▶ Exercise instructions: Omit all images. Write out the rest of the material exactly.

▶ Exercise materials:
════════════════════

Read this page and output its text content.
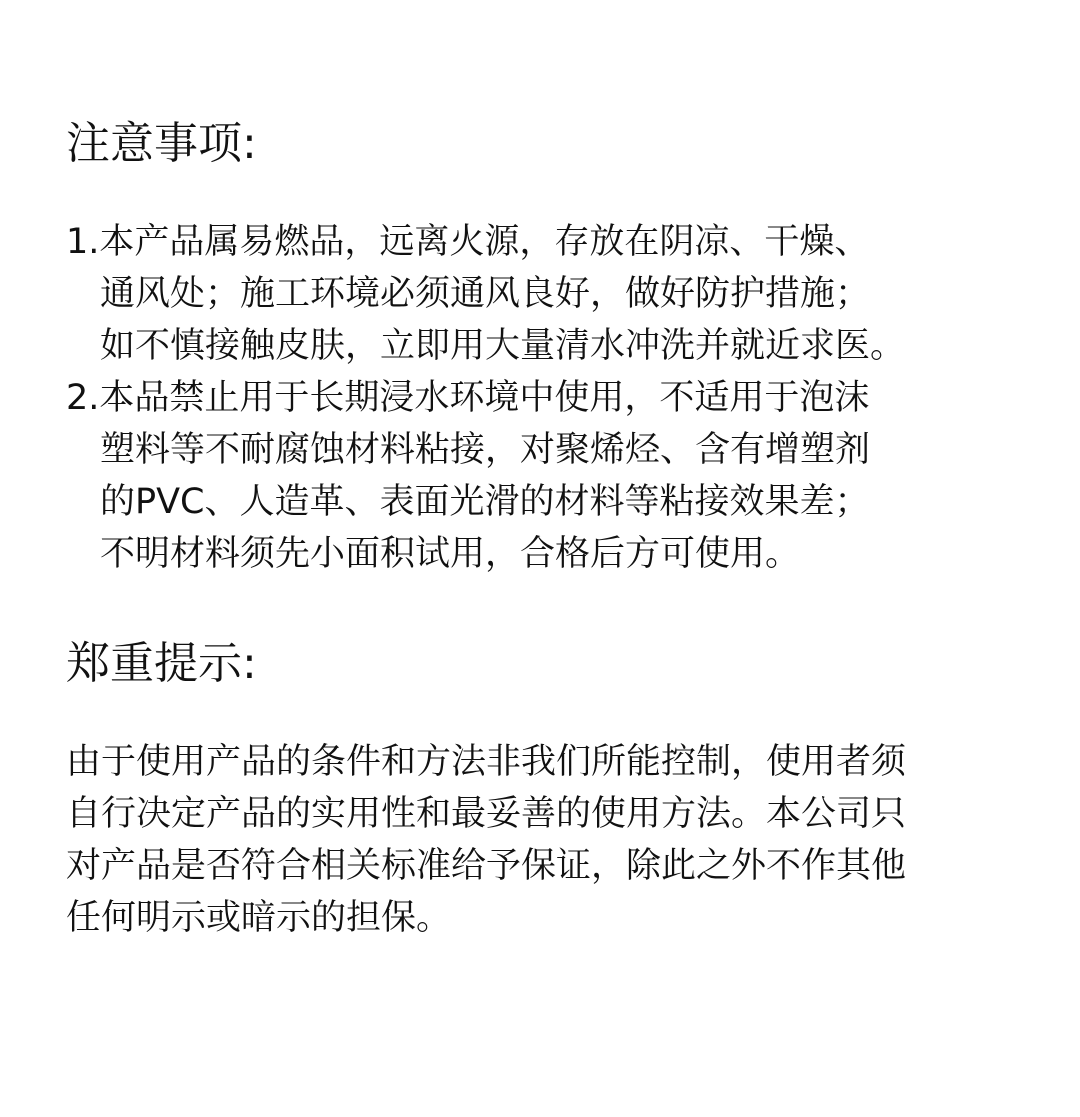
注意事项:

1.本产品属易燃品，远离火源，存放在阴凉、干燥、

通风处；施工环境必须通风良好，做好防护措施；

如不慎接触皮肤，立即用大量清水冲洗并就近求医。

2.本品禁止用于长期浸水环境中使用，不适用于泡沫

塑料等不耐腐蚀材料粘接，对聚烯烃、含有增塑剂

的PVC、人造革、表面光滑的材料等粘接效果差；

不明材料须先小面积试用，合格后方可使用。

郑重提示:

由于使用产品的条件和方法非我们所能控制，使用者须

自行决定产品的实用性和最妥善的使用方法。本公司只

对产品是否符合相关标准给予保证，除此之外不作其他

任何明示或暗示的担保。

════════════════════

▶ Expected answer:
Read this page and output its text content.
注意事项:

1.本产品属易燃品，远离火源，存放在阴凉、干燥、

通风处；施工环境必须通风良好，做好防护措施；

如不慎接触皮肤，立即用大量清水冲洗并就近求医。

2.本品禁止用于长期浸水环境中使用，不适用于泡沫

塑料等不耐腐蚀材料粘接，对聚烯烃、含有增塑剂

的PVC、人造革、表面光滑的材料等粘接效果差；

不明材料须先小面积试用，合格后方可使用。

郑重提示:

由于使用产品的条件和方法非我们所能控制，使用者须

自行决定产品的实用性和最妥善的使用方法。本公司只

对产品是否符合相关标准给予保证，除此之外不作其他

任何明示或暗示的担保。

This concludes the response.